Rows from a figure dataset
--- start ---
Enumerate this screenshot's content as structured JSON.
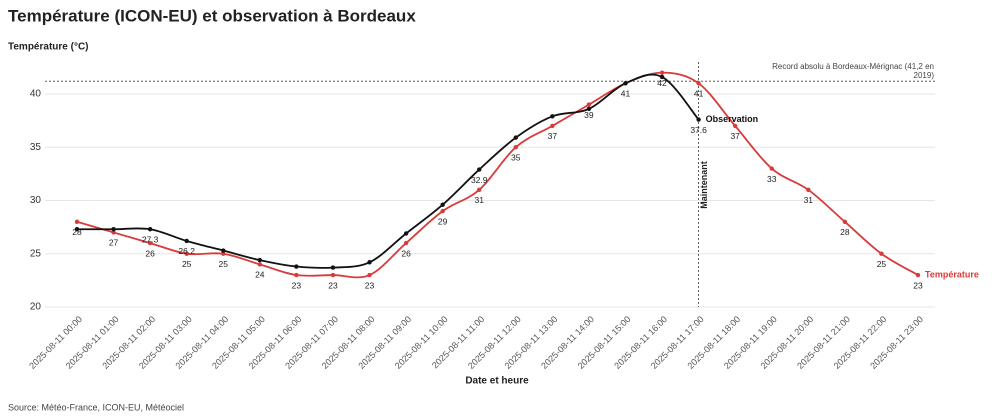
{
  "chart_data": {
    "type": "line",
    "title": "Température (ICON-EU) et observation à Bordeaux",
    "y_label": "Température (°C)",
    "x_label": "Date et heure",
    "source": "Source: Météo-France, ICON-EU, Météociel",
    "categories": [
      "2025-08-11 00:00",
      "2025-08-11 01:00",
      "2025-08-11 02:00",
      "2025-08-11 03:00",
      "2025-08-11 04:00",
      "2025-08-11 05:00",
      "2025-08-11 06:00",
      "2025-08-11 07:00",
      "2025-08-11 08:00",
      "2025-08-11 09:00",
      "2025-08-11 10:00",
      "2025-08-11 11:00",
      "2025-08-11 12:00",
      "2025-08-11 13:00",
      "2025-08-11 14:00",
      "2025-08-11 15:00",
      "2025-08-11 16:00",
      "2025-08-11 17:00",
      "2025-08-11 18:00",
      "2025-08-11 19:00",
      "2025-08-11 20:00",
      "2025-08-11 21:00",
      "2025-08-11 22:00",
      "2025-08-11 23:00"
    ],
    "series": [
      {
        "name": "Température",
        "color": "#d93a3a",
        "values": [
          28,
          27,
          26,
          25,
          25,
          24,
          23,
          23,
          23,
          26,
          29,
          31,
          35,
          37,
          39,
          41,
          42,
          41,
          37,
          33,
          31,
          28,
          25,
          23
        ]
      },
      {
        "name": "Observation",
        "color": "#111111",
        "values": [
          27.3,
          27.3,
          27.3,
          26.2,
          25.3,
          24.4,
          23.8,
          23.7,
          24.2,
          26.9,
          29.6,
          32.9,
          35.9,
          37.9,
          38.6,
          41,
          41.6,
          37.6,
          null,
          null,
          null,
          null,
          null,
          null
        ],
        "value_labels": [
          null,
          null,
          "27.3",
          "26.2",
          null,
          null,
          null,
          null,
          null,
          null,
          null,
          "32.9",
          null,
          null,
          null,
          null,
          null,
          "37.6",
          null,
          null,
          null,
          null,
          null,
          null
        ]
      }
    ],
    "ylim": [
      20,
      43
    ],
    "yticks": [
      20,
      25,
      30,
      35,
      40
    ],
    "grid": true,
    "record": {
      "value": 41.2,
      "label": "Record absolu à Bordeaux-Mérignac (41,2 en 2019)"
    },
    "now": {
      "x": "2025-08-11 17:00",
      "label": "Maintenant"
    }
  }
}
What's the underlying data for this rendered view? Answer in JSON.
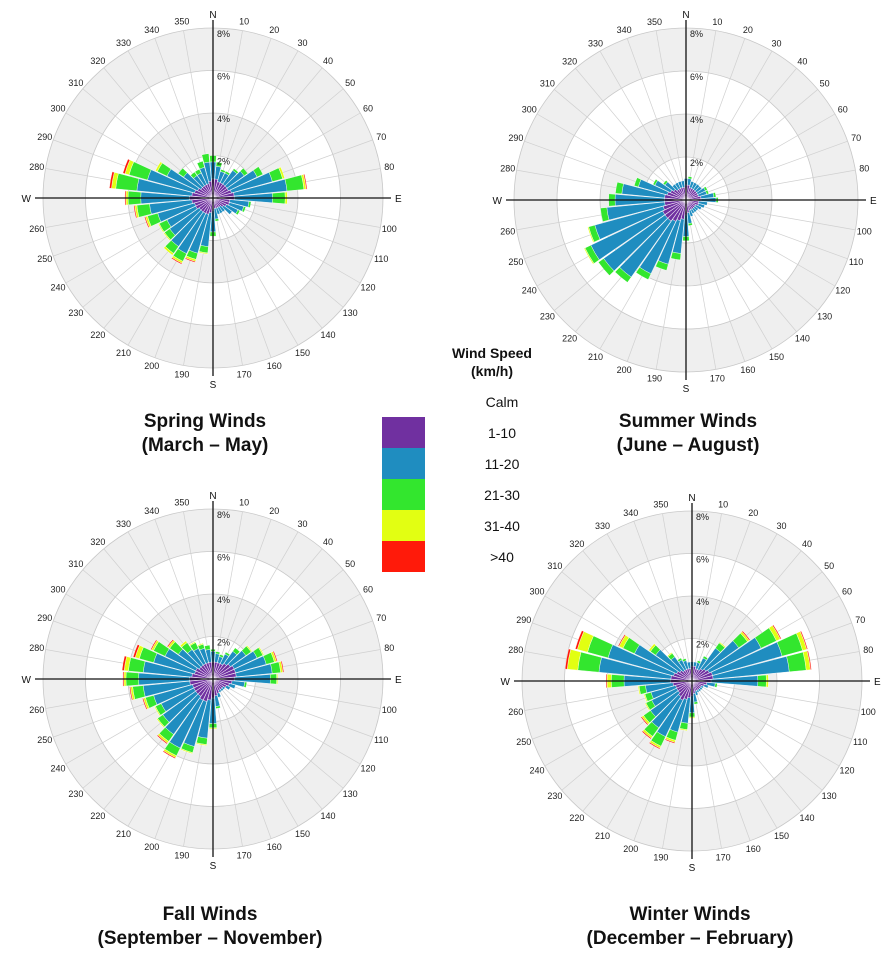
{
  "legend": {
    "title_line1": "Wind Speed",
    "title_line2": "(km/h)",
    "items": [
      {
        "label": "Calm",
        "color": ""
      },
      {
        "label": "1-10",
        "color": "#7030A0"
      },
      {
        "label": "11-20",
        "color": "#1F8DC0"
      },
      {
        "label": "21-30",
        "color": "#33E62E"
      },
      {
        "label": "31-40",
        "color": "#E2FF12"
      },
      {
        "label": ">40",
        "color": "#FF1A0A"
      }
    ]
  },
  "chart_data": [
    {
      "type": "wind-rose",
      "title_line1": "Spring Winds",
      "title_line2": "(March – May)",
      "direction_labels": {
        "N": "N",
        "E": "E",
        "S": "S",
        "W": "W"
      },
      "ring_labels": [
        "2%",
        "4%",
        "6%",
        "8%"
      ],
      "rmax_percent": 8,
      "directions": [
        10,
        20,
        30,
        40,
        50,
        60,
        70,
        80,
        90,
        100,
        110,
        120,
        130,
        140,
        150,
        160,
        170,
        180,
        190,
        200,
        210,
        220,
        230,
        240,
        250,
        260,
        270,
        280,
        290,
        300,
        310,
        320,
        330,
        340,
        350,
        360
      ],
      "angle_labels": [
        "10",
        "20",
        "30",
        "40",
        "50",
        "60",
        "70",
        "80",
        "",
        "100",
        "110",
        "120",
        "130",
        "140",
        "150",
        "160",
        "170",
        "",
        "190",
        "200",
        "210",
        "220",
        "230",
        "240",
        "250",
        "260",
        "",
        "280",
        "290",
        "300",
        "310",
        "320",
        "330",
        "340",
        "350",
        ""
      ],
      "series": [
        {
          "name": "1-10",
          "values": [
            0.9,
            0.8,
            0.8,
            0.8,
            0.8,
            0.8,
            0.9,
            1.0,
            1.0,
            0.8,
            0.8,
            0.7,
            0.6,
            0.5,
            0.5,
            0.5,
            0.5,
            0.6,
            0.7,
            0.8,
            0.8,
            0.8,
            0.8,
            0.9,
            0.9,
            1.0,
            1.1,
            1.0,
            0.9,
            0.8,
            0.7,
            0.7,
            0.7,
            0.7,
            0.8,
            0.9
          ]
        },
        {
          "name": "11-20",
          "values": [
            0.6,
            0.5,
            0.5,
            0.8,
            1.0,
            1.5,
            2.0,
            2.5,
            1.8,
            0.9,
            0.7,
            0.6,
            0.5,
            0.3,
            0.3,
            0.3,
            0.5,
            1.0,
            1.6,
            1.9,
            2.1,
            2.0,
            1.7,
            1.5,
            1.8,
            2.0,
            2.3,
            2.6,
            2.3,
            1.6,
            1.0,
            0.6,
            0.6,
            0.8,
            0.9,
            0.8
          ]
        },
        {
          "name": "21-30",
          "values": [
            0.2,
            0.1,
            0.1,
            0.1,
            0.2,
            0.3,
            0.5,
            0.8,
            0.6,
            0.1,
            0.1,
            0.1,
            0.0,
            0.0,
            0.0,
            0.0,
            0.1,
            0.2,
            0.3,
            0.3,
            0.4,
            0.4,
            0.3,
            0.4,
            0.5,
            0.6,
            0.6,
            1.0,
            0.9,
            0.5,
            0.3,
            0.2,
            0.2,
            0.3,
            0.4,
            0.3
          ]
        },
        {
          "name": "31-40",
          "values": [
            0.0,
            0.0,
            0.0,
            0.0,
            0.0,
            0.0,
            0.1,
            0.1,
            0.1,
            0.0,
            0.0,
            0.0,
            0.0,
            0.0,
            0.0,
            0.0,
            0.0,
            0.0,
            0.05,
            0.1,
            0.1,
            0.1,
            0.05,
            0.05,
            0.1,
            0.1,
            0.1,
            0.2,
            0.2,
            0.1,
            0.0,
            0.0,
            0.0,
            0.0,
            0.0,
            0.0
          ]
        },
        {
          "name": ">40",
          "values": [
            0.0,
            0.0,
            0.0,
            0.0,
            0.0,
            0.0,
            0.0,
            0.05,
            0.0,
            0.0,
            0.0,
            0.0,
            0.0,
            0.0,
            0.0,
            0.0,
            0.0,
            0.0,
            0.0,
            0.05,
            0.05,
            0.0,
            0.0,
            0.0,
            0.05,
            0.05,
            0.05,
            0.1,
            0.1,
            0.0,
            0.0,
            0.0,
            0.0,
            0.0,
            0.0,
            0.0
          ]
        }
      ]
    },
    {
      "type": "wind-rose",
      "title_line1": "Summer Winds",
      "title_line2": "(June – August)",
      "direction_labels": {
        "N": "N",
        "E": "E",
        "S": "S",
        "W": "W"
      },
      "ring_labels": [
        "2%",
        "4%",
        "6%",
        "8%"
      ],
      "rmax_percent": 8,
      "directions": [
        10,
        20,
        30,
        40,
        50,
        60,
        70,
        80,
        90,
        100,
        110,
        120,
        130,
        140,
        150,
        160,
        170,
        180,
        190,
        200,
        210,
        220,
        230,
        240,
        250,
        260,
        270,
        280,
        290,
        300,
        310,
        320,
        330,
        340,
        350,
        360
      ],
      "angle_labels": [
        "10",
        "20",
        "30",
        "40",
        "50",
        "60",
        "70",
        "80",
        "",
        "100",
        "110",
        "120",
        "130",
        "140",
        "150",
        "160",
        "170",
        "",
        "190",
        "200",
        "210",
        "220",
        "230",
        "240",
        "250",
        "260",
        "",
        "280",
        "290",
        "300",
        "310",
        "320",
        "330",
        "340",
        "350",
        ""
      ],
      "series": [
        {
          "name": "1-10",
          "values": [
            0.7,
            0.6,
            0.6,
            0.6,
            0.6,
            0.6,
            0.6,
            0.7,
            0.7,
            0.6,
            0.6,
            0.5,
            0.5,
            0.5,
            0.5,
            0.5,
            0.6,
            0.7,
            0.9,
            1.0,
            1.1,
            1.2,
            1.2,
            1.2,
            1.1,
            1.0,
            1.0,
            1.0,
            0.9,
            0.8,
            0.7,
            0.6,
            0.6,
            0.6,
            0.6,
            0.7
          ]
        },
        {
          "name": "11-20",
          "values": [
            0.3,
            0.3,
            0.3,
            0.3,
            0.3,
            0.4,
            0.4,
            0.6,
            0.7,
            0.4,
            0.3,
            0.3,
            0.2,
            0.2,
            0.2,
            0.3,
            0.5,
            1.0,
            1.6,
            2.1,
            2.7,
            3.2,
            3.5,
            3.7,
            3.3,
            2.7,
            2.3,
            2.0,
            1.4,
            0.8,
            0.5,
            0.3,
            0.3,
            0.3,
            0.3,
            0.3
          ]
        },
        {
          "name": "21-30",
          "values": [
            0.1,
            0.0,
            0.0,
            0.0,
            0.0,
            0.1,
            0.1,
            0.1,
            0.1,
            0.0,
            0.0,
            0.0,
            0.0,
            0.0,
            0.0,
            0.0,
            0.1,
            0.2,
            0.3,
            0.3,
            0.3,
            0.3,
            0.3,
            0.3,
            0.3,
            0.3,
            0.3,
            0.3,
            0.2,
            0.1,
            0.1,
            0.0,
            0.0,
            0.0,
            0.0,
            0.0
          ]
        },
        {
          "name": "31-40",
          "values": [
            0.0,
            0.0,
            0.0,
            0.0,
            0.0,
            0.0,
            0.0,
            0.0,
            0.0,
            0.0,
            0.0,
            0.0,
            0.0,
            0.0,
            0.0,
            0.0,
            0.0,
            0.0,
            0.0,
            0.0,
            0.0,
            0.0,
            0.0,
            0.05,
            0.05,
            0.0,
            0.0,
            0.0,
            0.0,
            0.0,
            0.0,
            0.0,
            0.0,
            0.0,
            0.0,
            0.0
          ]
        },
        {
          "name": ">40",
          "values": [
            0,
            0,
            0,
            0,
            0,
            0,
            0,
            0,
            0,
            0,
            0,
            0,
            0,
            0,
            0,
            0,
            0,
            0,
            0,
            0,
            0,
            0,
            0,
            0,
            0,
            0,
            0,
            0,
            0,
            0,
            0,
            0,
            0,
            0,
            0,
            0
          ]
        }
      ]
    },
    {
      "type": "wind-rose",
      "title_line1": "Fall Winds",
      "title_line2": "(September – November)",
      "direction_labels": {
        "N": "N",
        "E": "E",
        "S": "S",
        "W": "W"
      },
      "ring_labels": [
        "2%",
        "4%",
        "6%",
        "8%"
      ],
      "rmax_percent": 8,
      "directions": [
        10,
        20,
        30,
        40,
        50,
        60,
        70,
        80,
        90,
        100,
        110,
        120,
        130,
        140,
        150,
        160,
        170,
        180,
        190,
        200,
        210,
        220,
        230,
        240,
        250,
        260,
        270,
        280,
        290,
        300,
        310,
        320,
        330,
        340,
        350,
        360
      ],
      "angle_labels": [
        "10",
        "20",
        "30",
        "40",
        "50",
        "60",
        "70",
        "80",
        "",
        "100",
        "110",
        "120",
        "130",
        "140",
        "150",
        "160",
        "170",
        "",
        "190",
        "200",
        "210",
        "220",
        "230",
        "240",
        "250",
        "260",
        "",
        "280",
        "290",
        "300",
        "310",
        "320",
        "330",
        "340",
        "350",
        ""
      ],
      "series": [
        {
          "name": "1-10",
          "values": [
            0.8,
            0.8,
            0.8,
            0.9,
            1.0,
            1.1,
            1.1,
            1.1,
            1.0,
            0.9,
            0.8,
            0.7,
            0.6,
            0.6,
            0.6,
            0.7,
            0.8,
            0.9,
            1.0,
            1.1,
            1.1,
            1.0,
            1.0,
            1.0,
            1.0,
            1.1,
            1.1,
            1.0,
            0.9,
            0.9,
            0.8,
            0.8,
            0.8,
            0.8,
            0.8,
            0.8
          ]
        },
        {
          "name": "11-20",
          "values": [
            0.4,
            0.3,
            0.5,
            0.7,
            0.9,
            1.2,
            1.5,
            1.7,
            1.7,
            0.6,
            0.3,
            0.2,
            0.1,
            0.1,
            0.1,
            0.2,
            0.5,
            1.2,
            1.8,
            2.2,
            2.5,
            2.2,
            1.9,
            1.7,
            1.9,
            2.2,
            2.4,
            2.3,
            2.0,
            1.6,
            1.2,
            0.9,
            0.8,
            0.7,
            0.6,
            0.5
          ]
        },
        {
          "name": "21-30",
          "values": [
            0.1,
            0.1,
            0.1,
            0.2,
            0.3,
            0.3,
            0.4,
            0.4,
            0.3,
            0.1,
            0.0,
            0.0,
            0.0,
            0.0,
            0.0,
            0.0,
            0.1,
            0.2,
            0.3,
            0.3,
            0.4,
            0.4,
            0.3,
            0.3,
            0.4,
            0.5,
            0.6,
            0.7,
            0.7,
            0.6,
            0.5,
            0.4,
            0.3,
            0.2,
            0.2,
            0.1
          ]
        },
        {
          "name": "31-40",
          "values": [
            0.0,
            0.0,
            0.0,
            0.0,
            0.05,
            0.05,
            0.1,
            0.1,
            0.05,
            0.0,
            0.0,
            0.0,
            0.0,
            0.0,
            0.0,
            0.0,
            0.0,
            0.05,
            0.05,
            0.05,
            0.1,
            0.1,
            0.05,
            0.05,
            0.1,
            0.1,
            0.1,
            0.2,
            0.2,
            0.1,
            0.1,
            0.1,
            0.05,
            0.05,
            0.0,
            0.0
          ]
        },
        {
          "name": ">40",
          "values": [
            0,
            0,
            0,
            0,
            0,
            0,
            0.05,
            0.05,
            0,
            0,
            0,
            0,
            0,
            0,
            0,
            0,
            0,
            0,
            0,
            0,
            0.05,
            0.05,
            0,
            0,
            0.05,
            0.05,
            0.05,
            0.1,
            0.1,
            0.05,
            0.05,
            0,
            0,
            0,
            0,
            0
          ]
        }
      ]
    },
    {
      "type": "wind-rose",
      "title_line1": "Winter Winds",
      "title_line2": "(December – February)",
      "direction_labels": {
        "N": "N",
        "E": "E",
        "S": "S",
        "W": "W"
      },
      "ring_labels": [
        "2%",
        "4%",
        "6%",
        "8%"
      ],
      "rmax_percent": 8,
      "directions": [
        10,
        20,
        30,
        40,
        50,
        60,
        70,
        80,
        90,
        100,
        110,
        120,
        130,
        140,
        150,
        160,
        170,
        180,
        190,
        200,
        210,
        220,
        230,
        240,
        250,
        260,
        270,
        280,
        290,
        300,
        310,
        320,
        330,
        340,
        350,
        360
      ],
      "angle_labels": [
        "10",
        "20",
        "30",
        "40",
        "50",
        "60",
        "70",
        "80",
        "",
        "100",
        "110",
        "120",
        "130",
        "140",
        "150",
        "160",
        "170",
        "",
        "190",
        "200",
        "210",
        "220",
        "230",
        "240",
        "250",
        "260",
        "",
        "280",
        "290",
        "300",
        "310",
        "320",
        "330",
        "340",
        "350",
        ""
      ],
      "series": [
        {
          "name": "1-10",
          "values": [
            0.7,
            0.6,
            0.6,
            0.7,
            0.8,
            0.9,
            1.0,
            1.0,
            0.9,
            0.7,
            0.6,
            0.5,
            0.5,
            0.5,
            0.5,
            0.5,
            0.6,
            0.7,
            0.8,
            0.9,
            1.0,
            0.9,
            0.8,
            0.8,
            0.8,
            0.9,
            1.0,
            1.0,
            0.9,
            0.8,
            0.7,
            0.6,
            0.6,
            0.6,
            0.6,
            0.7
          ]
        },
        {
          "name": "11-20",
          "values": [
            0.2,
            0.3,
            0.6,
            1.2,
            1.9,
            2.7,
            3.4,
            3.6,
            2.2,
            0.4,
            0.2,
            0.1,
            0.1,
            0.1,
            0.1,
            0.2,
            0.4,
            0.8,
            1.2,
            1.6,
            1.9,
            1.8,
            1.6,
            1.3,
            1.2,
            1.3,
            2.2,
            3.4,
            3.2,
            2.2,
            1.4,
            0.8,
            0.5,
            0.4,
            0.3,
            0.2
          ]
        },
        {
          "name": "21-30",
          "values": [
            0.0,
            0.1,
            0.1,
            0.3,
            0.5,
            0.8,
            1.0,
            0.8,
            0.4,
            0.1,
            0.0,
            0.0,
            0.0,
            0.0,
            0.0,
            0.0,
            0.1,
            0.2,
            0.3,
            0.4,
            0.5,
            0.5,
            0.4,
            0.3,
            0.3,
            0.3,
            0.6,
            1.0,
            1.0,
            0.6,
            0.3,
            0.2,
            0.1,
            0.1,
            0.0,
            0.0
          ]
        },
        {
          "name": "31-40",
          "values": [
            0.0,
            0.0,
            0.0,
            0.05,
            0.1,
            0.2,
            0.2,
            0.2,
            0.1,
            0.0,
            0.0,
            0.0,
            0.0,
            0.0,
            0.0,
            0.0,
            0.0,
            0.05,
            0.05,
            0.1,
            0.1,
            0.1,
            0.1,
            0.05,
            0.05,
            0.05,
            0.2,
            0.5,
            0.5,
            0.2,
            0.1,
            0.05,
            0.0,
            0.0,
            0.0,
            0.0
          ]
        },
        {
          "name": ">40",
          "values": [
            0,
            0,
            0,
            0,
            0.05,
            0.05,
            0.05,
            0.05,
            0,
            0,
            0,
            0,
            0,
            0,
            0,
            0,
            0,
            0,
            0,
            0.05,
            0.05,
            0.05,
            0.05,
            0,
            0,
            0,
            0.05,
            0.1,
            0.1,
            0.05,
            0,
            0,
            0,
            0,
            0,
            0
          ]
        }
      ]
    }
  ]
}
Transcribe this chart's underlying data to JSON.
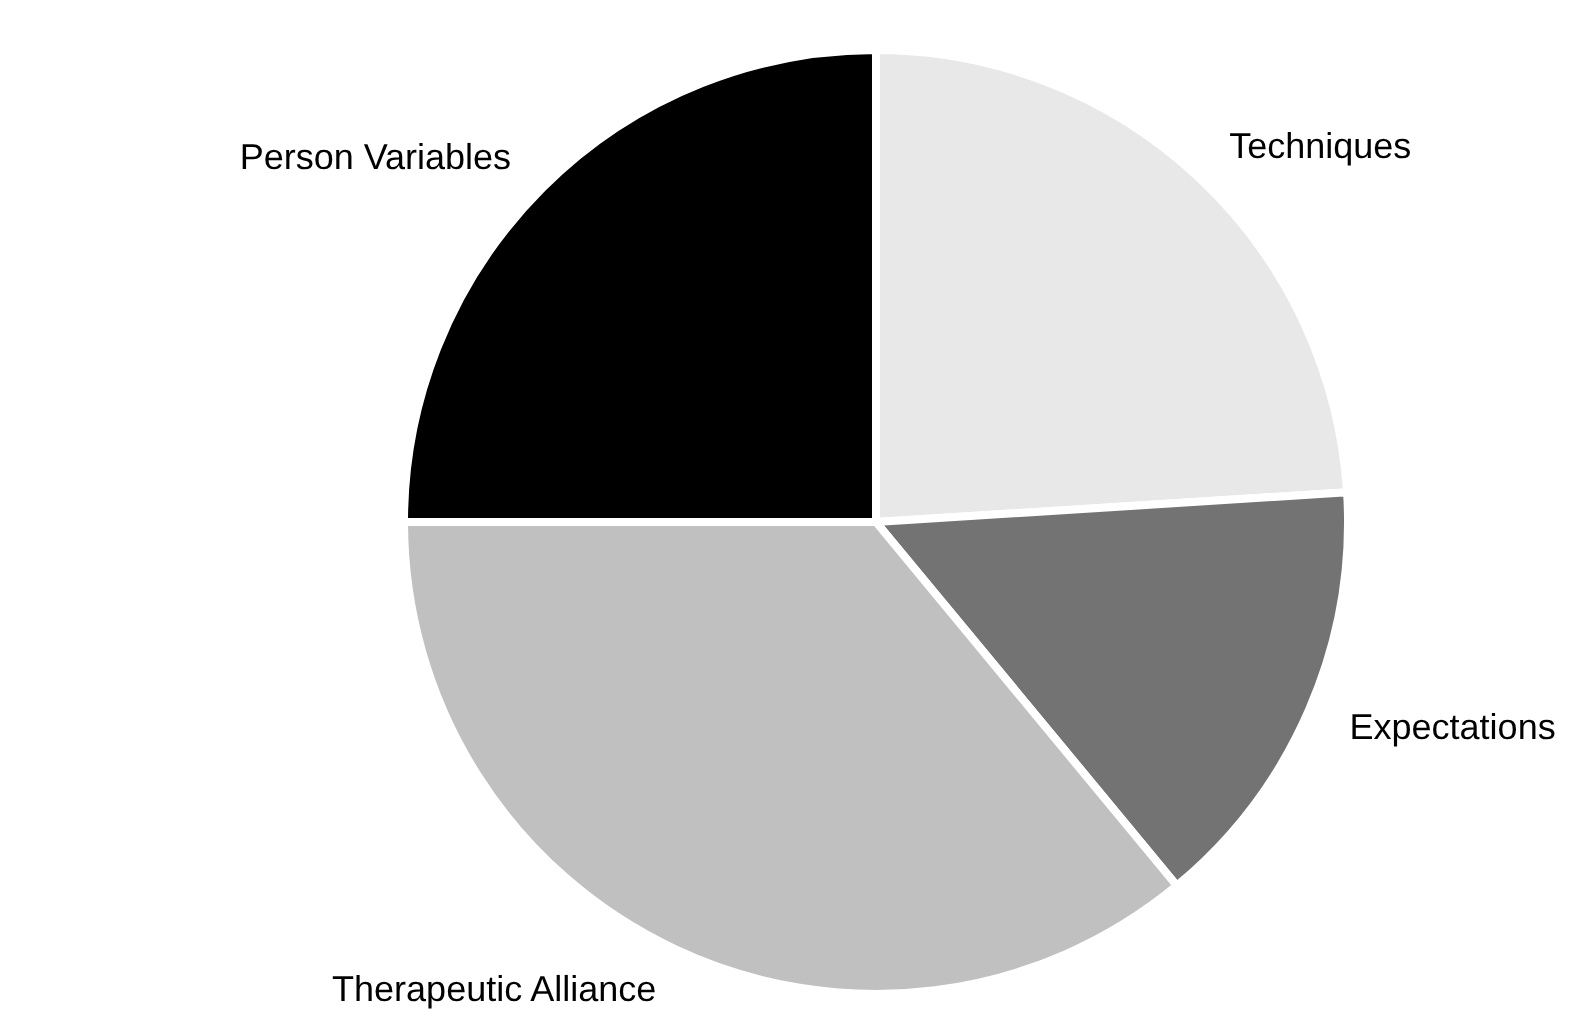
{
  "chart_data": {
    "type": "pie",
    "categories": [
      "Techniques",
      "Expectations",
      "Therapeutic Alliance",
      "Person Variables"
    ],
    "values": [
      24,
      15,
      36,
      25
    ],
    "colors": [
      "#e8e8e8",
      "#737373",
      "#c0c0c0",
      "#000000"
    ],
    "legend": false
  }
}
--- end ---
Tally the lines of the records holding the word "Bordeaux", then give only the resulting number.

2